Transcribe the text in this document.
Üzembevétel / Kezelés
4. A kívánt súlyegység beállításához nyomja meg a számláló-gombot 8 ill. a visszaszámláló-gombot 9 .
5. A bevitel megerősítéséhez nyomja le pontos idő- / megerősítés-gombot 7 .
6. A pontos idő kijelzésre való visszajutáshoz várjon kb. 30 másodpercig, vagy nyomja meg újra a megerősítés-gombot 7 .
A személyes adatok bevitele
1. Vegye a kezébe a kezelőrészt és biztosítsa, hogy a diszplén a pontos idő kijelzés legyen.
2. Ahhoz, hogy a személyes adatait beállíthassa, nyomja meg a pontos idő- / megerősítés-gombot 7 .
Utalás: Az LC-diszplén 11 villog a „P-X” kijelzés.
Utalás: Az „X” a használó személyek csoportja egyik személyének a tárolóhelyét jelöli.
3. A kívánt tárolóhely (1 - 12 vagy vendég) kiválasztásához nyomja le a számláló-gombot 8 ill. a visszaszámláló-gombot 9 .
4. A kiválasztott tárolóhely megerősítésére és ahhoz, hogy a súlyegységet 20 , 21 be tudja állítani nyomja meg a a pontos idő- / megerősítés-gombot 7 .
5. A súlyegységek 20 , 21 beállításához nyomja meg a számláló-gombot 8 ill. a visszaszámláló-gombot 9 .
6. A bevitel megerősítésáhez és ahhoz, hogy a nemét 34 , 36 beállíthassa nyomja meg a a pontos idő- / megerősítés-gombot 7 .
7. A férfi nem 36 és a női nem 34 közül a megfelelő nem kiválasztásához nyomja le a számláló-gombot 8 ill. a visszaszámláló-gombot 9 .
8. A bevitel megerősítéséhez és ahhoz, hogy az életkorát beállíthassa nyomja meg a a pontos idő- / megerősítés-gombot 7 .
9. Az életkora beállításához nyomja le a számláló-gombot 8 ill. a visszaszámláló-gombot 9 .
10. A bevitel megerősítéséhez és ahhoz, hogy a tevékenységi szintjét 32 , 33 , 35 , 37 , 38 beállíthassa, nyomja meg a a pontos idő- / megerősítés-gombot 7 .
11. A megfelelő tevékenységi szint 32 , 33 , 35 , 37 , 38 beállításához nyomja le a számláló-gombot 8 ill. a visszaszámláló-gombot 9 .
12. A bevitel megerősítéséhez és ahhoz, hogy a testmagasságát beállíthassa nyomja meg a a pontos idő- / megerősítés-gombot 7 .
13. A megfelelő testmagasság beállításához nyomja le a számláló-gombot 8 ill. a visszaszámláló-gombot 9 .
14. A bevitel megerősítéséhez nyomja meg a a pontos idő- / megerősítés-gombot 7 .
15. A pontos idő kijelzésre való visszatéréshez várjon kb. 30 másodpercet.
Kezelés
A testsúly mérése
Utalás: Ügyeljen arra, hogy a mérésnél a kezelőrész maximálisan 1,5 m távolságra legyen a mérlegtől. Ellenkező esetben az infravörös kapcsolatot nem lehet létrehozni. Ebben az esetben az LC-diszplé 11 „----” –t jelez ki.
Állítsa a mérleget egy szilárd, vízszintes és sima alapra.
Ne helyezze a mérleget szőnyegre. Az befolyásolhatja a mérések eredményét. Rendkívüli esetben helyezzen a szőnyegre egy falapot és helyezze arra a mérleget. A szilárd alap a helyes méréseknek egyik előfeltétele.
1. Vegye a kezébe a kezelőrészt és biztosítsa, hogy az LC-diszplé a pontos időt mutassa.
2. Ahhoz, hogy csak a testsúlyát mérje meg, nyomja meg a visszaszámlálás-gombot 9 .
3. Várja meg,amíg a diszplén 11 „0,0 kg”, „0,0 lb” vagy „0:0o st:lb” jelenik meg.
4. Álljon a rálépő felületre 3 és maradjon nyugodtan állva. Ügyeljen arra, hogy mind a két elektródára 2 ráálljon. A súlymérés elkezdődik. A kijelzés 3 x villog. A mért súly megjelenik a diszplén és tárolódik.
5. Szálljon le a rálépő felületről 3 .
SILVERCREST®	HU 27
+++
Exercise task:
All of the material above needs to be retyped word for word.

Complete output:
Transcribe the text in this document.
Üzembevétel / Kezelés
4. A kívánt súlyegység beállításához nyomja meg a számláló-gombot 8 ill. a visszaszámláló-gombot 9 .
5. A bevitel megerősítéséhez nyomja le pontos idő- / megerősítés-gombot 7 .
6. A pontos idő kijelzésre való visszajutáshoz várjon kb. 30 másodpercig, vagy nyomja meg újra a megerősítés-gombot 7 .
A személyes adatok bevitele
1. Vegye a kezébe a kezelőrészt és biztosítsa, hogy a diszplén a pontos idő kijelzés legyen.
2. Ahhoz, hogy a személyes adatait beállíthassa, nyomja meg a pontos idő- / megerősítés-gombot 7 .
Utalás: Az LC-diszplén 11 villog a „P-X” kijelzés.
Utalás: Az „X” a használó személyek csoportja egyik személyének a tárolóhelyét jelöli.
3. A kívánt tárolóhely (1 - 12 vagy vendég) kiválasztásához nyomja le a számláló-gombot 8 ill. a visszaszámláló-gombot 9 .
4. A kiválasztott tárolóhely megerősítésére és ahhoz, hogy a súlyegységet 20 , 21 be tudja állítani nyomja meg a a pontos idő- / megerősítés-gombot 7 .
5. A súlyegységek 20 , 21 beállításához nyomja meg a számláló-gombot 8 ill. a visszaszámláló-gombot 9 .
6. A bevitel megerősítésáhez és ahhoz, hogy a nemét 34 , 36 beállíthassa nyomja meg a a pontos idő- / megerősítés-gombot 7 .
7. A férfi nem 36 és a női nem 34 közül a megfelelő nem kiválasztásához nyomja le a számláló-gombot 8 ill. a visszaszámláló-gombot 9 .
8. A bevitel megerősítéséhez és ahhoz, hogy az életkorát beállíthassa nyomja meg a a pontos idő- / megerősítés-gombot 7 .
9. Az életkora beállításához nyomja le a számláló-gombot 8 ill. a visszaszámláló-gombot 9 .
10. A bevitel megerősítéséhez és ahhoz, hogy a tevékenységi szintjét 32 , 33 , 35 , 37 , 38 beállíthassa, nyomja meg a a pontos idő- / megerősítés-gombot 7 .
11. A megfelelő tevékenységi szint 32 , 33 , 35 , 37 , 38 beállításához nyomja le a számláló-gombot 8 ill. a visszaszámláló-gombot 9 .
12. A bevitel megerősítéséhez és ahhoz, hogy a testmagasságát beállíthassa nyomja meg a a pontos idő- / megerősítés-gombot 7 .
13. A megfelelő testmagasság beállításához nyomja le a számláló-gombot 8 ill. a visszaszámláló-gombot 9 .
14. A bevitel megerősítéséhez nyomja meg a a pontos idő- / megerősítés-gombot 7 .
15. A pontos idő kijelzésre való visszatéréshez várjon kb. 30 másodpercet.
Kezelés
A testsúly mérése
Utalás: Ügyeljen arra, hogy a mérésnél a kezelőrész maximálisan 1,5 m távolságra legyen a mérlegtől. Ellenkező esetben az infravörös kapcsolatot nem lehet létrehozni. Ebben az esetben az LC-diszplé 11 „----” –t jelez ki.
Állítsa a mérleget egy szilárd, vízszintes és sima alapra.
Ne helyezze a mérleget szőnyegre. Az befolyásolhatja a mérések eredményét. Rendkívüli esetben helyezzen a szőnyegre egy falapot és helyezze arra a mérleget. A szilárd alap a helyes méréseknek egyik előfeltétele.
1. Vegye a kezébe a kezelőrészt és biztosítsa, hogy az LC-diszplé a pontos időt mutassa.
2. Ahhoz, hogy csak a testsúlyát mérje meg, nyomja meg a visszaszámlálás-gombot 9 .
3. Várja meg,amíg a diszplén 11 „0,0 kg”, „0,0 lb” vagy „0:0o st:lb” jelenik meg.
4. Álljon a rálépő felületre 3 és maradjon nyugodtan állva. Ügyeljen arra, hogy mind a két elektródára 2 ráálljon. A súlymérés elkezdődik. A kijelzés 3 x villog. A mért súly megjelenik a diszplén és tárolódik.
5. Szálljon le a rálépő felületről 3 .
SILVERCREST®	HU 27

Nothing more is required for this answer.